層を定義するときに入力のチャンネル数を書くのってだるいですよね。ということで、その層に初めて入力が来たときに入力のチャンネル数を見て決定するインターフェースになったライブラリをよく見かけます。Sonnet2でこれを実現する仕組みがsnt.onceです。これは、対象の関数が1回しか実行されないようにするデコレータです。

  • 初期化の処理のメソッドを作る
  • そのメソッドにsnt.onceのデコレータをつける
  • __call__の先頭でそのメソッドを呼ぶ

という流れで使うと分かりやすいプログラムになると思います。

Sonnet2とSonnet1の違い(tf.Module)

TensorFlow内部にたくさんあったニューラルネット用の高レベルAPIをtf.kerasに統一したのがTF2の大きな特徴です。この裏でTensorFlowにtf.Moduleが導入されました(TF1系でも1.14から利用できます)。実を言うと、snt.Moduletf.Moduleの機能をちょっといじった程度のものです。そのため、Sonnetのコア機能がTF2に吸収されたと言えます。

> **作業項目 1**
Sonnet2に関する文章では、snt.onceはどのようなデコレータだと説明されていますか。
> **作業項目 2**
Sonnet2に関する文章の最後の文に続けて、その先を書き継いでください。

[データセットの項目]
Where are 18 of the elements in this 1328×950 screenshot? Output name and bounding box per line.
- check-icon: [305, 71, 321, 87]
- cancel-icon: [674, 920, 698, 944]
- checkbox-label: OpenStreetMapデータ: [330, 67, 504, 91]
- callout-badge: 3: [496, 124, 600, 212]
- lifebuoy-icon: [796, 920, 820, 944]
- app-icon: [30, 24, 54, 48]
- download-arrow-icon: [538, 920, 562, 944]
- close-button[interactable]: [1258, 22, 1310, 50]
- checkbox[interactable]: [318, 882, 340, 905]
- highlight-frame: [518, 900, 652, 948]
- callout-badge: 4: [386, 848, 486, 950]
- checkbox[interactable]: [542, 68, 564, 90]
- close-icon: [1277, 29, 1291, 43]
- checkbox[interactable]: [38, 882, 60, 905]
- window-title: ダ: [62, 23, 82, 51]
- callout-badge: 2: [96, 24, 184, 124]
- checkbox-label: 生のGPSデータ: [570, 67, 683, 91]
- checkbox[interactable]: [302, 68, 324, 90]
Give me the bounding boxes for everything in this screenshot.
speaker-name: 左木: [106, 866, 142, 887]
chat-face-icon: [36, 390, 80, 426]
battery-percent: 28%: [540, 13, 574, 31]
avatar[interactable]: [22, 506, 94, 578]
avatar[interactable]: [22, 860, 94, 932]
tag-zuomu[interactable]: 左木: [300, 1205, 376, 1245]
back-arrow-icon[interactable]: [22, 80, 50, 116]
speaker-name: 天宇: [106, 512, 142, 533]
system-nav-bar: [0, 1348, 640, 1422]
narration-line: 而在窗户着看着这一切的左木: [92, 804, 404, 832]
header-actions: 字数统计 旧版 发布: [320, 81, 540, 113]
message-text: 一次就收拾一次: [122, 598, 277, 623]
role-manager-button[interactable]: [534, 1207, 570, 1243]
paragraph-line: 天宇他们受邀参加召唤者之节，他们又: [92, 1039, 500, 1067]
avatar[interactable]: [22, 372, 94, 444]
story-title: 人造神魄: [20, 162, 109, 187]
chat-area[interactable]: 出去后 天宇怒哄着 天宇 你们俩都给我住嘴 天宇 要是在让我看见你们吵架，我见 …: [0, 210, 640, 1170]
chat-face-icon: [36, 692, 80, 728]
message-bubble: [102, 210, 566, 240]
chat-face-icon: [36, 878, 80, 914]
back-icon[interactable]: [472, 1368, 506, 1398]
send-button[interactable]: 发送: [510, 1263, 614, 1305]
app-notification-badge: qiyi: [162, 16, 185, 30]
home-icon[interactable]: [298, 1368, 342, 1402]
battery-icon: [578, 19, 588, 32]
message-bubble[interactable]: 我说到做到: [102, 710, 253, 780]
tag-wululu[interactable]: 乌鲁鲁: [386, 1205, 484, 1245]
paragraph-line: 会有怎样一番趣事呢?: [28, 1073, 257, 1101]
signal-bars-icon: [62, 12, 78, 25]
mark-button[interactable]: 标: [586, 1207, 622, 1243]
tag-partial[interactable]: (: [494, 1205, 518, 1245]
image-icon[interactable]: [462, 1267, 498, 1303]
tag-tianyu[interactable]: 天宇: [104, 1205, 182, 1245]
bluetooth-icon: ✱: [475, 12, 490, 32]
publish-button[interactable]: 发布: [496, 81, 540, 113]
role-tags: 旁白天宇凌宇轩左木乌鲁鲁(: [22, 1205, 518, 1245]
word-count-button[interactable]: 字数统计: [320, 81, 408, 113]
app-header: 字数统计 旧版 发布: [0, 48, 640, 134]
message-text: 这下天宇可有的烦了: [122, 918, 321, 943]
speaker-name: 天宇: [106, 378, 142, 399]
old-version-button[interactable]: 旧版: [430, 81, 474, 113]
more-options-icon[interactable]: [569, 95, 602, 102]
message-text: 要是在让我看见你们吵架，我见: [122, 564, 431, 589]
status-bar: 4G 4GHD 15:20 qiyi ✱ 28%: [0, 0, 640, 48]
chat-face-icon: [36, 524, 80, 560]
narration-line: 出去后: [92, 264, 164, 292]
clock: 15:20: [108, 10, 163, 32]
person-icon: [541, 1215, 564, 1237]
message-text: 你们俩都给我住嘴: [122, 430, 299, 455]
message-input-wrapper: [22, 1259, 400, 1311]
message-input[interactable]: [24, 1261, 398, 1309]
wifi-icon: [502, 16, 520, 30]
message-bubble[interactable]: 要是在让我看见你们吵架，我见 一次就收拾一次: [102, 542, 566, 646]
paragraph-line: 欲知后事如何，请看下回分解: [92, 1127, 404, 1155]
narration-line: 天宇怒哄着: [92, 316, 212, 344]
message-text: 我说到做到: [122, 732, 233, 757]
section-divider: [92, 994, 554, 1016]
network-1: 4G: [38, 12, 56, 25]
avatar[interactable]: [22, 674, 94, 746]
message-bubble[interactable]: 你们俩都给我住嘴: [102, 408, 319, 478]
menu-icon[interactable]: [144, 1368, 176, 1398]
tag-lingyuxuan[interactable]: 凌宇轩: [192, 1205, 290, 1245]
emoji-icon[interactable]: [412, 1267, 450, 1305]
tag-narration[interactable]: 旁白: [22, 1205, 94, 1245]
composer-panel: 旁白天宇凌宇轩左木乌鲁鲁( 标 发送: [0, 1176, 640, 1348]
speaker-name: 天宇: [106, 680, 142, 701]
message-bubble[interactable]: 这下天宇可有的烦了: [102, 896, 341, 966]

> **結果 1**
対象の関数が1回しか実行されないようにするデコレータです。

> **結果 2**
Sonnet1とSonnet2のコア機能のソースコードを比較するとかなりすっきりしたことが分かります。

バージョン コア機能 ソースコードの特徴 ソースコード
Sonnet1 snt.AbstractModule tf.make_templateやcustom_getterを駆使、メソッドが多い sonnet/python/modules/base.py(コミット: ee1731e87f)
Sonnet2 snt.Module すっきり sonnet/src/base.py(コミット: 84817e56a2)

機械学習・深層学習で得られるモデルは、言ってみれば、(大量の)パラメータで構成された関数です。この単位(パラメータ+関数)でニューラルネットを管理する機能を持ったライブラリが多く、tf.ModuleでTensorFlowにもそれが導入されたというわけです。
実は、tf.keras.Modeltf.Moduleを継承しています。

SonnetとKerasの違い(訓練シナリオの有無)

ここまで読んでくれた読者は「もうTensorFlowの高レベルAPIはKerasって決まったんだから、それ以外のライブラリを勧めないでくれ!!」みたいに怒り出したりしないでしょうが、Kerasとの違いは気になると思います。両者の違いはカバー範囲にあります。Kerasがネットワーク記述から訓練ループまでサポートしているのに対して、Sonnetが扱うのは個々の部品です。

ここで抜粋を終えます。